**Set problem**
Copy nothing but the text: reproduce each line of the listing exactly and leave the pictures out.

** Start **

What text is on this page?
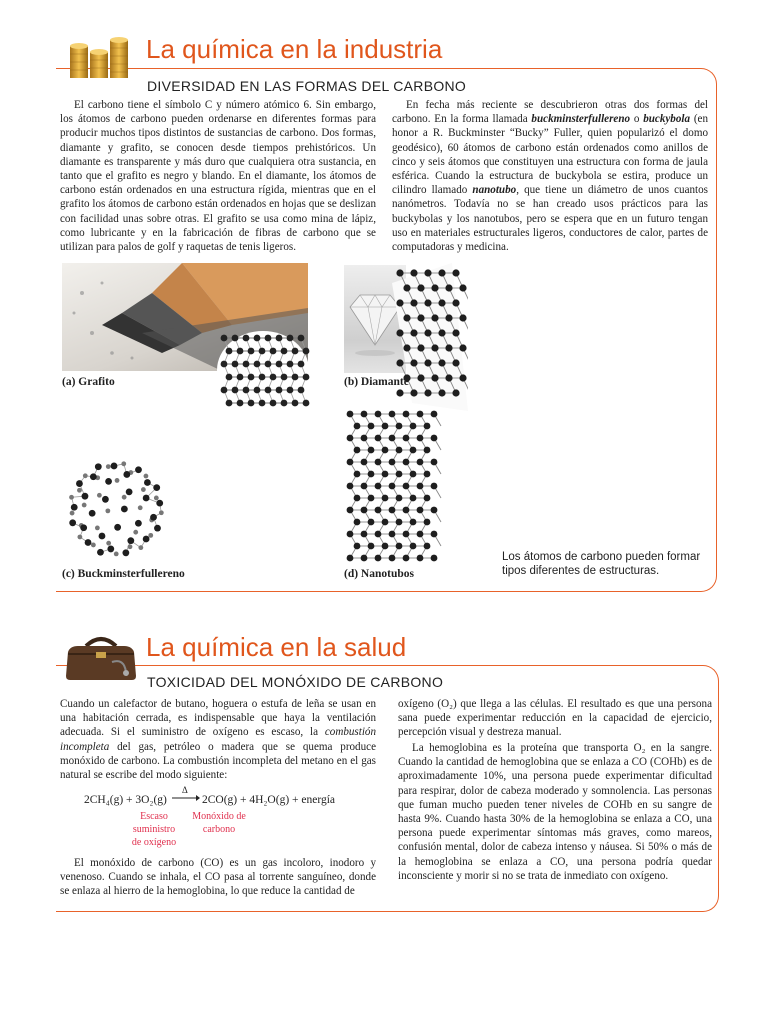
La química en la industria
DIVERSIDAD EN LAS FORMAS DEL CARBONO

El carbono tiene el símbolo C y número atómico 6. Sin embargo, los átomos de carbono pueden ordenarse en diferentes formas para producir muchos tipos distintos de sustancias de carbono. Dos formas, diamante y grafito, se conocen desde tiempos prehistóricos. Un diamante es transparente y más duro que cualquiera otra sustancia, en tanto que el grafito es negro y blando. En el diamante, los átomos de carbono están ordenados en una estructura rígida, mientras que en el grafito los átomos de carbono están ordenados en hojas que se deslizan con facilidad unas sobre otras. El grafito se usa como mina de lápiz, como lubricante y en la fabricación de fibras de carbono que se utilizan para palos de golf y raquetas de tenis ligeros.

En fecha más reciente se descubrieron otras dos formas del carbono. En la forma llamada buckminsterfullereno o buckybola (en honor a R. Buckminster “Bucky” Fuller, quien popularizó el domo geodésico), 60 átomos de carbono están ordenados como anillos de cinco y seis átomos que constituyen una estructura con forma de jaula esférica. Cuando la estructura de buckybola se estira, produce un cilindro llamado nanotubo, que tiene un diámetro de unos cuantos nanómetros. Todavía no se han creado usos prácticos para las buckybolas y los nanotubos, pero se espera que en un futuro tengan uso en materiales estructurales ligeros, conductores de calor, partes de computadoras y medicina.

(a) Grafito	(b) Diamante
(c) Buckminsterfullereno	(d) Nanotubos
Los átomos de carbono pueden formar tipos diferentes de estructuras.
La química en la salud
TOXICIDAD DEL MONÓXIDO DE CARBONO

Cuando un calefactor de butano, hoguera o estufa de leña se usan en una habitación cerrada, es indispensable que haya la ventilación adecuada. Si el suministro de oxígeno es escaso, la combustión incompleta del gas, petróleo o madera que se quema produce monóxido de carbono. La combustión incompleta del metano en el gas natural se escribe del modo siguiente:

2CH₄(g) + 3O₂(g) →
Δ
2CO(g) + 4H₂O(g) + energía
Escaso suministro de oxígeno
Monóxido de carbono

El monóxido de carbono (CO) es un gas incoloro, inodoro y venenoso. Cuando se inhala, el CO pasa al torrente sanguíneo, donde se enlaza al hierro de la hemoglobina, lo que reduce la cantidad de

oxígeno (O₂) que llega a las células. El resultado es que una persona sana puede experimentar reducción en la capacidad de ejercicio, percepción visual y destreza manual.

La hemoglobina es la proteína que transporta O₂ en la sangre. Cuando la cantidad de hemoglobina que se enlaza a CO (COHb) es de aproximadamente 10%, una persona puede experimentar dificultad para respirar, dolor de cabeza moderado y somnolencia. Las personas que fuman mucho pueden tener niveles de COHb en su sangre de hasta 9%. Cuando hasta 30% de la hemoglobina se enlaza a CO, una persona puede experimentar síntomas más graves, como mareos, confusión mental, dolor de cabeza intenso y náusea. Si 50% o más de la hemoglobina se enlaza a CO, una persona podría quedar inconsciente y morir si no se trata de inmediato con oxígeno.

** End **

**Response to this task**
What text is on this page?
La química en la industria
DIVERSIDAD EN LAS FORMAS DEL CARBONO

El carbono tiene el símbolo C y número atómico 6. Sin embargo, los átomos de carbono pueden ordenarse en diferentes formas para producir muchos tipos distintos de sustancias de carbono. Dos formas, diamante y grafito, se conocen desde tiempos prehistóricos. Un diamante es transparente y más duro que cualquiera otra sustancia, en tanto que el grafito es negro y blando. En el diamante, los átomos de carbono están ordenados en una estructura rígida, mientras que en el grafito los átomos de carbono están ordenados en hojas que se deslizan con facilidad unas sobre otras. El grafito se usa como mina de lápiz, como lubricante y en la fabricación de fibras de carbono que se utilizan para palos de golf y raquetas de tenis ligeros.

En fecha más reciente se descubrieron otras dos formas del carbono. En la forma llamada buckminsterfullereno o buckybola (en honor a R. Buckminster “Bucky” Fuller, quien popularizó el domo geodésico), 60 átomos de carbono están ordenados como anillos de cinco y seis átomos que constituyen una estructura con forma de jaula esférica. Cuando la estructura de buckybola se estira, produce un cilindro llamado nanotubo, que tiene un diámetro de unos cuantos nanómetros. Todavía no se han creado usos prácticos para las buckybolas y los nanotubos, pero se espera que en un futuro tengan uso en materiales estructurales ligeros, conductores de calor, partes de computadoras y medicina.

(a) Grafito	(b) Diamante
(c) Buckminsterfullereno	(d) Nanotubos
Los átomos de carbono pueden formar tipos diferentes de estructuras.
La química en la salud
TOXICIDAD DEL MONÓXIDO DE CARBONO

Cuando un calefactor de butano, hoguera o estufa de leña se usan en una habitación cerrada, es indispensable que haya la ventilación adecuada. Si el suministro de oxígeno es escaso, la combustión incompleta del gas, petróleo o madera que se quema produce monóxido de carbono. La combustión incompleta del metano en el gas natural se escribe del modo siguiente:

2CH₄(g) + 3O₂(g) →
Δ
2CO(g) + 4H₂O(g) + energía
Escaso suministro de oxígeno
Monóxido de carbono

El monóxido de carbono (CO) es un gas incoloro, inodoro y venenoso. Cuando se inhala, el CO pasa al torrente sanguíneo, donde se enlaza al hierro de la hemoglobina, lo que reduce la cantidad de

oxígeno (O₂) que llega a las células. El resultado es que una persona sana puede experimentar reducción en la capacidad de ejercicio, percepción visual y destreza manual.

La hemoglobina es la proteína que transporta O₂ en la sangre. Cuando la cantidad de hemoglobina que se enlaza a CO (COHb) es de aproximadamente 10%, una persona puede experimentar dificultad para respirar, dolor de cabeza moderado y somnolencia. Las personas que fuman mucho pueden tener niveles de COHb en su sangre de hasta 9%. Cuando hasta 30% de la hemoglobina se enlaza a CO, una persona puede experimentar síntomas más graves, como mareos, confusión mental, dolor de cabeza intenso y náusea. Si 50% o más de la hemoglobina se enlaza a CO, una persona podría quedar inconsciente y morir si no se trata de inmediato con oxígeno.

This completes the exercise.